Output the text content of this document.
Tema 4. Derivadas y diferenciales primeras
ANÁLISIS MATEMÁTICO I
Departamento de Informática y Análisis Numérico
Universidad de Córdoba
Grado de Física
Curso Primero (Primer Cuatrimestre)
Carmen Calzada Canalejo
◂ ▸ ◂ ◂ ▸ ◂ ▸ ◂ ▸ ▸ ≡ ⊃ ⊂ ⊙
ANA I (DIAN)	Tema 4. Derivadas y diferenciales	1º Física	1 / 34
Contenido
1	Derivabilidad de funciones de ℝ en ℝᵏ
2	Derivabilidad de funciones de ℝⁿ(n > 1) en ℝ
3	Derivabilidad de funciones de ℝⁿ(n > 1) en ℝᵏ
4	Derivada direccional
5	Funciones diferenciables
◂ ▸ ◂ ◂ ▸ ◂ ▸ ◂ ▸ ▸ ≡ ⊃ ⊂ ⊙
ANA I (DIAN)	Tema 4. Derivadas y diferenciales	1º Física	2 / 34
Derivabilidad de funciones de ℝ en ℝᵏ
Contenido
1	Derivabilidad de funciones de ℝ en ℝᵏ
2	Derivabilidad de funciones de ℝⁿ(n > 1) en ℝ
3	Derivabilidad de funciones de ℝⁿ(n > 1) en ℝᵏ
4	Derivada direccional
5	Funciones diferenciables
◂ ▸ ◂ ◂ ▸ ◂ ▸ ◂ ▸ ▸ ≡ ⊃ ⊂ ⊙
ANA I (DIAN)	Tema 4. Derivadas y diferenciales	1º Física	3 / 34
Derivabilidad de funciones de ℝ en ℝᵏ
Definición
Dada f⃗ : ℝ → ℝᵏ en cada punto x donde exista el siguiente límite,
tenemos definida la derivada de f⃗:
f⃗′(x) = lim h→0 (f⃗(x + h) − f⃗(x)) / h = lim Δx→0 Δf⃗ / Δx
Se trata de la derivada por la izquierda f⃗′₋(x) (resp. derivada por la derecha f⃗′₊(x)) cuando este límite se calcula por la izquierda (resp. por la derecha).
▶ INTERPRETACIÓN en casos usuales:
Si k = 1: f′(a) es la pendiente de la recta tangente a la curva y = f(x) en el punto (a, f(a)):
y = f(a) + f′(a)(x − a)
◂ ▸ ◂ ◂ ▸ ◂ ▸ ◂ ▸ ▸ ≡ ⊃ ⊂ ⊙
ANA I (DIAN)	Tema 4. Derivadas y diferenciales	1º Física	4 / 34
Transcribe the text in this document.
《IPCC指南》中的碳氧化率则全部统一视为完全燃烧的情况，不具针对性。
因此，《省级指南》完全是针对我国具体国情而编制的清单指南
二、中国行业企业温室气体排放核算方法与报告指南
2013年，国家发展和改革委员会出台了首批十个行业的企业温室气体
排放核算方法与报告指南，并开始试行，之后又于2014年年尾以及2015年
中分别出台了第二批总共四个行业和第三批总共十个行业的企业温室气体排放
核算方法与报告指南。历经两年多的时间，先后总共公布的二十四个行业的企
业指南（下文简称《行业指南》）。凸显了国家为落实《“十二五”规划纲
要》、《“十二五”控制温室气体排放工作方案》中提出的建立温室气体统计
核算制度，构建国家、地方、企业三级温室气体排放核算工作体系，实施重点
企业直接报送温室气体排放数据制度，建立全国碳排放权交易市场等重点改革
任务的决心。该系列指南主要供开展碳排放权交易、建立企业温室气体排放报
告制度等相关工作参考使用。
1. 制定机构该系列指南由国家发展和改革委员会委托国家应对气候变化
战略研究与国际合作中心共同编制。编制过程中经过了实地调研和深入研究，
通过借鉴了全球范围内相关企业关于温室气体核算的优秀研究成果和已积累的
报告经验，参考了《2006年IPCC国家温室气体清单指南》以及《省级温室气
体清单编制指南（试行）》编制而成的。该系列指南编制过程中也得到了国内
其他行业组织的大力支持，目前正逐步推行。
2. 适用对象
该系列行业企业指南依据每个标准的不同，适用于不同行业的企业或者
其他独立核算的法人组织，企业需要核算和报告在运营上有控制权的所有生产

※ ※ ※

- Exercise directions
All of the entries should be written out again exactly.

- Response to the exercise
Output the text content of this document.
Tema 4. Derivadas y diferenciales primeras
ANÁLISIS MATEMÁTICO I
Departamento de Informática y Análisis Numérico
Universidad de Córdoba
Grado de Física
Curso Primero (Primer Cuatrimestre)
Carmen Calzada Canalejo
◂ ▸ ◂ ◂ ▸ ◂ ▸ ◂ ▸ ▸ ≡ ⊃ ⊂ ⊙
ANA I (DIAN)	Tema 4. Derivadas y diferenciales	1º Física	1 / 34
Contenido
1	Derivabilidad de funciones de ℝ en ℝᵏ
2	Derivabilidad de funciones de ℝⁿ(n > 1) en ℝ
3	Derivabilidad de funciones de ℝⁿ(n > 1) en ℝᵏ
4	Derivada direccional
5	Funciones diferenciables
◂ ▸ ◂ ◂ ▸ ◂ ▸ ◂ ▸ ▸ ≡ ⊃ ⊂ ⊙
ANA I (DIAN)	Tema 4. Derivadas y diferenciales	1º Física	2 / 34
Derivabilidad de funciones de ℝ en ℝᵏ
Contenido
1	Derivabilidad de funciones de ℝ en ℝᵏ
2	Derivabilidad de funciones de ℝⁿ(n > 1) en ℝ
3	Derivabilidad de funciones de ℝⁿ(n > 1) en ℝᵏ
4	Derivada direccional
5	Funciones diferenciables
◂ ▸ ◂ ◂ ▸ ◂ ▸ ◂ ▸ ▸ ≡ ⊃ ⊂ ⊙
ANA I (DIAN)	Tema 4. Derivadas y diferenciales	1º Física	3 / 34
Derivabilidad de funciones de ℝ en ℝᵏ
Definición
Dada f⃗ : ℝ → ℝᵏ en cada punto x donde exista el siguiente límite,
tenemos definida la derivada de f⃗:
f⃗′(x) = lim h→0 (f⃗(x + h) − f⃗(x)) / h = lim Δx→0 Δf⃗ / Δx
Se trata de la derivada por la izquierda f⃗′₋(x) (resp. derivada por la derecha f⃗′₊(x)) cuando este límite se calcula por la izquierda (resp. por la derecha).
▶ INTERPRETACIÓN en casos usuales:
Si k = 1: f′(a) es la pendiente de la recta tangente a la curva y = f(x) en el punto (a, f(a)):
y = f(a) + f′(a)(x − a)
◂ ▸ ◂ ◂ ▸ ◂ ▸ ◂ ▸ ▸ ≡ ⊃ ⊂ ⊙
ANA I (DIAN)	Tema 4. Derivadas y diferenciales	1º Física	4 / 34
Transcribe the text in this document.
《IPCC指南》中的碳氧化率则全部统一视为完全燃烧的情况，不具针对性。
因此，《省级指南》完全是针对我国具体国情而编制的清单指南
二、中国行业企业温室气体排放核算方法与报告指南
2013年，国家发展和改革委员会出台了首批十个行业的企业温室气体
排放核算方法与报告指南，并开始试行，之后又于2014年年尾以及2015年
中分别出台了第二批总共四个行业和第三批总共十个行业的企业温室气体排放
核算方法与报告指南。历经两年多的时间，先后总共公布的二十四个行业的企
业指南（下文简称《行业指南》）。凸显了国家为落实《“十二五”规划纲
要》、《“十二五”控制温室气体排放工作方案》中提出的建立温室气体统计
核算制度，构建国家、地方、企业三级温室气体排放核算工作体系，实施重点
企业直接报送温室气体排放数据制度，建立全国碳排放权交易市场等重点改革
任务的决心。该系列指南主要供开展碳排放权交易、建立企业温室气体排放报
告制度等相关工作参考使用。
1. 制定机构该系列指南由国家发展和改革委员会委托国家应对气候变化
战略研究与国际合作中心共同编制。编制过程中经过了实地调研和深入研究，
通过借鉴了全球范围内相关企业关于温室气体核算的优秀研究成果和已积累的
报告经验，参考了《2006年IPCC国家温室气体清单指南》以及《省级温室气
体清单编制指南（试行）》编制而成的。该系列指南编制过程中也得到了国内
其他行业组织的大力支持，目前正逐步推行。
2. 适用对象
该系列行业企业指南依据每个标准的不同，适用于不同行业的企业或者
其他独立核算的法人组织，企业需要核算和报告在运营上有控制权的所有生产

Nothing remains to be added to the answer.